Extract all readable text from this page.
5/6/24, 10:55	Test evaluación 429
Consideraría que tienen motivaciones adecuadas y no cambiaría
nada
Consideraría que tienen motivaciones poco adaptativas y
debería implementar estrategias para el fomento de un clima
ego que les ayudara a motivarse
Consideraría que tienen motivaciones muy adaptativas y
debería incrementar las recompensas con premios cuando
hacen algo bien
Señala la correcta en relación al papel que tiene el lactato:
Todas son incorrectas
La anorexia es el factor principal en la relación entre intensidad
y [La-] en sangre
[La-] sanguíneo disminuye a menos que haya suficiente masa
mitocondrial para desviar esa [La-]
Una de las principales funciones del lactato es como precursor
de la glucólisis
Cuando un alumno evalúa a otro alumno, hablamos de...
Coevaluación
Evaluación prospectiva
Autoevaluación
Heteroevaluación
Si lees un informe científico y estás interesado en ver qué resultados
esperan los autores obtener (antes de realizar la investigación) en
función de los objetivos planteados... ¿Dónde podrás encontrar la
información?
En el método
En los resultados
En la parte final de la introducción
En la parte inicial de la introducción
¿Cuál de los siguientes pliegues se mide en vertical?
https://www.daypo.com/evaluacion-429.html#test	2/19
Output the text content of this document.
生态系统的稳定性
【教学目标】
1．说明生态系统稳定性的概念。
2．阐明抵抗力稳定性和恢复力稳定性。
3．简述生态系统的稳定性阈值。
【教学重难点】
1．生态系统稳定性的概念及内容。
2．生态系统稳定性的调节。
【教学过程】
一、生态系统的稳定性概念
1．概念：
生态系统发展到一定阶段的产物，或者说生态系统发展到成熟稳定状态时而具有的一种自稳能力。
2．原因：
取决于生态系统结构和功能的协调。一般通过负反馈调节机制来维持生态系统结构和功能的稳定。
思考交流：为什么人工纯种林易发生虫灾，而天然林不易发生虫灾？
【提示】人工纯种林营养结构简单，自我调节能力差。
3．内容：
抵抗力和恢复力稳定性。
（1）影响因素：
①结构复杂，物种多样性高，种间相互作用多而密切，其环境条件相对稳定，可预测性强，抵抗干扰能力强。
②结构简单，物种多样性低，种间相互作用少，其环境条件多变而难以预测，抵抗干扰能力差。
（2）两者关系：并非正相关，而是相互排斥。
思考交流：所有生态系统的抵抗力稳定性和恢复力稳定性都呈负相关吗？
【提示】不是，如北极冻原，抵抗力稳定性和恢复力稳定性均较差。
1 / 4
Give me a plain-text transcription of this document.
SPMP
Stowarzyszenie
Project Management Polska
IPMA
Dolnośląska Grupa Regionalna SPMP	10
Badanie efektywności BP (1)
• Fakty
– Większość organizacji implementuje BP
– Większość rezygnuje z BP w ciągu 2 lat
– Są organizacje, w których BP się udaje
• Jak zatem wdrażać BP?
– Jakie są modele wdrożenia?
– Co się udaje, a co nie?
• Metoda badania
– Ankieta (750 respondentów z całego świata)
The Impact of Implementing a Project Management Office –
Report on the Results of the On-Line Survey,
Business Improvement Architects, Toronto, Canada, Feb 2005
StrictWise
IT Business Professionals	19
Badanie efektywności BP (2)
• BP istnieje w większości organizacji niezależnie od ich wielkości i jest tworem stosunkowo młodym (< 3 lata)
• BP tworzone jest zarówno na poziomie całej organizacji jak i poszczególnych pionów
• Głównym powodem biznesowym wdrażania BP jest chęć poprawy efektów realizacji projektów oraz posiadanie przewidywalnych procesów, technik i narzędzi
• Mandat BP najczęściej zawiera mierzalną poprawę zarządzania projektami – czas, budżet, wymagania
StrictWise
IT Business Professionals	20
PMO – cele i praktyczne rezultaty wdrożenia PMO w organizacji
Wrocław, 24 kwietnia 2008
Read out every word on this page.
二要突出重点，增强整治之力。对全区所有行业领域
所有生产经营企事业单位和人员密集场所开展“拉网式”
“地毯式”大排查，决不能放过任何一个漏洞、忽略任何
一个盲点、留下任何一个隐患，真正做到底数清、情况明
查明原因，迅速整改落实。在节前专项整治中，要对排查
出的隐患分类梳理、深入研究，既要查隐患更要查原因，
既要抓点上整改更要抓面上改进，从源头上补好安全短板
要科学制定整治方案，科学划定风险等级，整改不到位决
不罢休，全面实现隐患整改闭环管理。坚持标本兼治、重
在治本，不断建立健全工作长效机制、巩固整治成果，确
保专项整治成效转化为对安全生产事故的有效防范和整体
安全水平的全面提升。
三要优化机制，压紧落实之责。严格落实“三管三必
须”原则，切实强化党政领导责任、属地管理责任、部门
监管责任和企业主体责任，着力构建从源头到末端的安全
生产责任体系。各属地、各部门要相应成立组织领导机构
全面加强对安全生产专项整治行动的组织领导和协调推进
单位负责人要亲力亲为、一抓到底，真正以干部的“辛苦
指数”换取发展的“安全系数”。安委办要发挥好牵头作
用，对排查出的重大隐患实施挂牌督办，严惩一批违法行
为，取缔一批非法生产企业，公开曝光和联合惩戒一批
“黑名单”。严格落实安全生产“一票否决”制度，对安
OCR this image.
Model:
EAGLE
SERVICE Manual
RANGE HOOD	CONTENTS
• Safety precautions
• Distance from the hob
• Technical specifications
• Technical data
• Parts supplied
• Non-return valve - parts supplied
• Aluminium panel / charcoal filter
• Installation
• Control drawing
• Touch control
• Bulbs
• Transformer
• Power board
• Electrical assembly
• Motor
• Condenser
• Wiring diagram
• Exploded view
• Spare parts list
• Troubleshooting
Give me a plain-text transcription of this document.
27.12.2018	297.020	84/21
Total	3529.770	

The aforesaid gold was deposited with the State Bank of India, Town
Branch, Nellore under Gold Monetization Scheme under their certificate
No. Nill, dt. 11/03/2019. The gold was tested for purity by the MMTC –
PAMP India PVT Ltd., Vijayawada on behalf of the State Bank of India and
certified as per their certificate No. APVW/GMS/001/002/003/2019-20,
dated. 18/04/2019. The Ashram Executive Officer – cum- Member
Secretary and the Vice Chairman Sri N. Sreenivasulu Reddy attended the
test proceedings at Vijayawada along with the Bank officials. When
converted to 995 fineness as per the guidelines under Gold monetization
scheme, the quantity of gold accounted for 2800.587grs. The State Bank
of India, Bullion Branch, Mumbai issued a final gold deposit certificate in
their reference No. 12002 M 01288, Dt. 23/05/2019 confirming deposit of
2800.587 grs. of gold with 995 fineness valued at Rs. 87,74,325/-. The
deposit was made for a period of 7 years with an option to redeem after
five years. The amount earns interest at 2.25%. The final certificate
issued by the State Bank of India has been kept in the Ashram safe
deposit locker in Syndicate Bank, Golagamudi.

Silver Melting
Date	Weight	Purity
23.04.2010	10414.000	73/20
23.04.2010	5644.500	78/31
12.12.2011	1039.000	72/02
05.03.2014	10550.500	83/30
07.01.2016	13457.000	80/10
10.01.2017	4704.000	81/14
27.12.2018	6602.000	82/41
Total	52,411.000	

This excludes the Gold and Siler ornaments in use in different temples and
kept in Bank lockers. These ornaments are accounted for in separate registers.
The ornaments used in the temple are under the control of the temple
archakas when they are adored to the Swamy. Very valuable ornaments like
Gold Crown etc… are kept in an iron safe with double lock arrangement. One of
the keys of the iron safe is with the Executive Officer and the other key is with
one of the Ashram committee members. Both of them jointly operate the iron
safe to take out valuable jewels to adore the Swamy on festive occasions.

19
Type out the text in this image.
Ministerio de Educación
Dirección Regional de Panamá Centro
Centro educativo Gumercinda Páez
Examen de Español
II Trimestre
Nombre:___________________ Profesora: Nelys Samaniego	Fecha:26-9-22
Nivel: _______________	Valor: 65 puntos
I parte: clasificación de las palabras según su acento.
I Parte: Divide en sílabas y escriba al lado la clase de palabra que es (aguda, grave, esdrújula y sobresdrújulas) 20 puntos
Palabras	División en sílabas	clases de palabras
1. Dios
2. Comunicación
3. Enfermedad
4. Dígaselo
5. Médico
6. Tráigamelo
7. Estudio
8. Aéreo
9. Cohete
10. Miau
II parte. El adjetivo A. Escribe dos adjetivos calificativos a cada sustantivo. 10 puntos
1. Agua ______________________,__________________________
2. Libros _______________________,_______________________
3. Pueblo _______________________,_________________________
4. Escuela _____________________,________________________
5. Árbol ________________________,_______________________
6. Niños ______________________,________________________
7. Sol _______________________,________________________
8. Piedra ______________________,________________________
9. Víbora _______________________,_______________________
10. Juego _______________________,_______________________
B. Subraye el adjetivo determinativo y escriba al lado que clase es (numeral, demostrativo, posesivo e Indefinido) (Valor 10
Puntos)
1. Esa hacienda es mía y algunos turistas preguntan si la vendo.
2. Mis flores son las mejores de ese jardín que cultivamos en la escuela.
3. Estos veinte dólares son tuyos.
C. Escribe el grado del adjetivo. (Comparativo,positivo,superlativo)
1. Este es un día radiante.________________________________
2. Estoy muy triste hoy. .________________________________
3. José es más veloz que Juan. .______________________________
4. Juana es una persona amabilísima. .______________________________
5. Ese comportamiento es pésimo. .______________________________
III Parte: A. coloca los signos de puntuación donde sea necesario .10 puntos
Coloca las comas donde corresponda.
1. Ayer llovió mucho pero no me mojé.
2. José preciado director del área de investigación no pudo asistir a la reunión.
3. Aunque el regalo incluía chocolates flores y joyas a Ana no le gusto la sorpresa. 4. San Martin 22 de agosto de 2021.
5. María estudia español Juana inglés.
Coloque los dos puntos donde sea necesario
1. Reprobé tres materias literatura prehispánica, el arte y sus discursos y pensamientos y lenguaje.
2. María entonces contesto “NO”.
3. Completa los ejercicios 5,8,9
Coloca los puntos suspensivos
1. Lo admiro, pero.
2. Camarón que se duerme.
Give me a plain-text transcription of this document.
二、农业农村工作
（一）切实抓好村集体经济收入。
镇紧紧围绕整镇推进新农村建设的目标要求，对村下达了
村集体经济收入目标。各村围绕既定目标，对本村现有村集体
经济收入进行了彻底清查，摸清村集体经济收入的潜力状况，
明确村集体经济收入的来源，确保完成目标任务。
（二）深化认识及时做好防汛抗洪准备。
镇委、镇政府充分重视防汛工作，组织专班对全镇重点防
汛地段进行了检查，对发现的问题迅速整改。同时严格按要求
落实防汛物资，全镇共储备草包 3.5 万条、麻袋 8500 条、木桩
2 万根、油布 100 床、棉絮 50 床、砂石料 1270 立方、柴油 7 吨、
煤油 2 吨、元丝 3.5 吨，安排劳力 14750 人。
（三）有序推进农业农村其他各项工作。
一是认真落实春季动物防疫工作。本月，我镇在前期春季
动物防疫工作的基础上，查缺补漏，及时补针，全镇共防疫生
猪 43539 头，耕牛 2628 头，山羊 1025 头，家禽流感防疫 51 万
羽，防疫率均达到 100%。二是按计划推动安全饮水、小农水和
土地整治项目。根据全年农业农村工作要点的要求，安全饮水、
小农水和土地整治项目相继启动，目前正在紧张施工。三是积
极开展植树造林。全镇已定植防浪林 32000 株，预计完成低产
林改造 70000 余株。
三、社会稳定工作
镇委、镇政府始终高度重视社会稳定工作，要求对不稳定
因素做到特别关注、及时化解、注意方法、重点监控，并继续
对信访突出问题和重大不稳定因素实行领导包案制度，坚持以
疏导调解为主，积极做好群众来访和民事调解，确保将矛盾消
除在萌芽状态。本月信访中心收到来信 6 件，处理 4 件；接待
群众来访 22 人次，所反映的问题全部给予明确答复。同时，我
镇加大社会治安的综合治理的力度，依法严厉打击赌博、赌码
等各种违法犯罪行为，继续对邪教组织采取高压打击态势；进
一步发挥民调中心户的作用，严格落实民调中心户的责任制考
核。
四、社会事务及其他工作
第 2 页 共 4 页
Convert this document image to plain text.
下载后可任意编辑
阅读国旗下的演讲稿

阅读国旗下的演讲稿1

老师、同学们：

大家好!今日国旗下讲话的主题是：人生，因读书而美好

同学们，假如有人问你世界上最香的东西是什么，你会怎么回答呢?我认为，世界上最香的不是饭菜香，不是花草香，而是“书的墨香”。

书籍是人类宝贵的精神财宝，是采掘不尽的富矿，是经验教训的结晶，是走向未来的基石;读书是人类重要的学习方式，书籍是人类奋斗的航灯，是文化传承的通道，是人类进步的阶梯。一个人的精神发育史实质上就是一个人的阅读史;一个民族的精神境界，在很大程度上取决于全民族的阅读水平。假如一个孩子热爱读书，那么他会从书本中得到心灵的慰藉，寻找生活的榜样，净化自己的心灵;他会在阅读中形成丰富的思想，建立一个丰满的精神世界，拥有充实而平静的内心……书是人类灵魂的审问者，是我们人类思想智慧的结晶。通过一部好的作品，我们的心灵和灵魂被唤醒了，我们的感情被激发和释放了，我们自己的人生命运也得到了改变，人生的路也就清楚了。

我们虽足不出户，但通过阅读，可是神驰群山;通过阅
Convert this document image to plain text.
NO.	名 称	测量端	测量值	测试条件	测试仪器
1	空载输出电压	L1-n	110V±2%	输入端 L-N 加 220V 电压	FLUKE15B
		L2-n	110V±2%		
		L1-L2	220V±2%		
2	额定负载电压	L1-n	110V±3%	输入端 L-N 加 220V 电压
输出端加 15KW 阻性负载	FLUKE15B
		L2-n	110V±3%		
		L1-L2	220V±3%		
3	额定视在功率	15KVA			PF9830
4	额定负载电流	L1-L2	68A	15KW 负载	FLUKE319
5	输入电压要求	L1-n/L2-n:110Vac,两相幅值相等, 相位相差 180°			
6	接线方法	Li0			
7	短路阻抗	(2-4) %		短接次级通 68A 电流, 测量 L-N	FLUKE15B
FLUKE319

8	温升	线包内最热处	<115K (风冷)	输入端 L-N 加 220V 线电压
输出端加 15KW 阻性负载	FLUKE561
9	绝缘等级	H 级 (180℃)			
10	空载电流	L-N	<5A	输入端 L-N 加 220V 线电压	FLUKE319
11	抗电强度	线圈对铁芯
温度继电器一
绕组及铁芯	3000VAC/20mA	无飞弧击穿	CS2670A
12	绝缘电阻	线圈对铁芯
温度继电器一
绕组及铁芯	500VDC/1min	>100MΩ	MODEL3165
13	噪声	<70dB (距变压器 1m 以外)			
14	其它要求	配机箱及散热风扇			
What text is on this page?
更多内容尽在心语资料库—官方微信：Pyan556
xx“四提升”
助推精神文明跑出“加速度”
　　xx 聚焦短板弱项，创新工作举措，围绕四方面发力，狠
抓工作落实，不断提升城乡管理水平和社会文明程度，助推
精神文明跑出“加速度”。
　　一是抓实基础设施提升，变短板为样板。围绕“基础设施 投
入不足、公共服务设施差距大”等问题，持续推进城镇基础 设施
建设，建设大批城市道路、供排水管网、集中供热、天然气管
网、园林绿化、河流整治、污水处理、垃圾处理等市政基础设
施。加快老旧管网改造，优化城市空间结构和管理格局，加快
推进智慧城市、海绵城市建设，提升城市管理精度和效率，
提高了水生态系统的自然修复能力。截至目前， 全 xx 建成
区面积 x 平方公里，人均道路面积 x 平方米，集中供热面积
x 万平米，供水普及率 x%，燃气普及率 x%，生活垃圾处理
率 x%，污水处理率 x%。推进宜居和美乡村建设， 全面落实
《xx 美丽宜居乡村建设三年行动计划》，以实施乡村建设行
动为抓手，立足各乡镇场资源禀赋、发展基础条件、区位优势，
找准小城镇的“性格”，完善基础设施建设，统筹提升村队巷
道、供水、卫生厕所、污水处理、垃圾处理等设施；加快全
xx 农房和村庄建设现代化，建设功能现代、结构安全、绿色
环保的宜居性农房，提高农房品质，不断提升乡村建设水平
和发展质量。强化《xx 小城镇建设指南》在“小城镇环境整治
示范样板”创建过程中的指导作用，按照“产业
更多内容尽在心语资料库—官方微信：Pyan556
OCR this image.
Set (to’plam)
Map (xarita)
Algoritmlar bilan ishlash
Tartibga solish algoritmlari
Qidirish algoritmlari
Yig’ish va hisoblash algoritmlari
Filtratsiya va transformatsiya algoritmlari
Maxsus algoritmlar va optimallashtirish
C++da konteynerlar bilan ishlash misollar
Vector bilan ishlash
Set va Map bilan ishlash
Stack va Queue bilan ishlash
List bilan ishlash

> _WHAT TO DO_: Determine how many lines in the listing above hold the string "organizacji", then write only the number.

> _CORRECT RESPONSE_: 4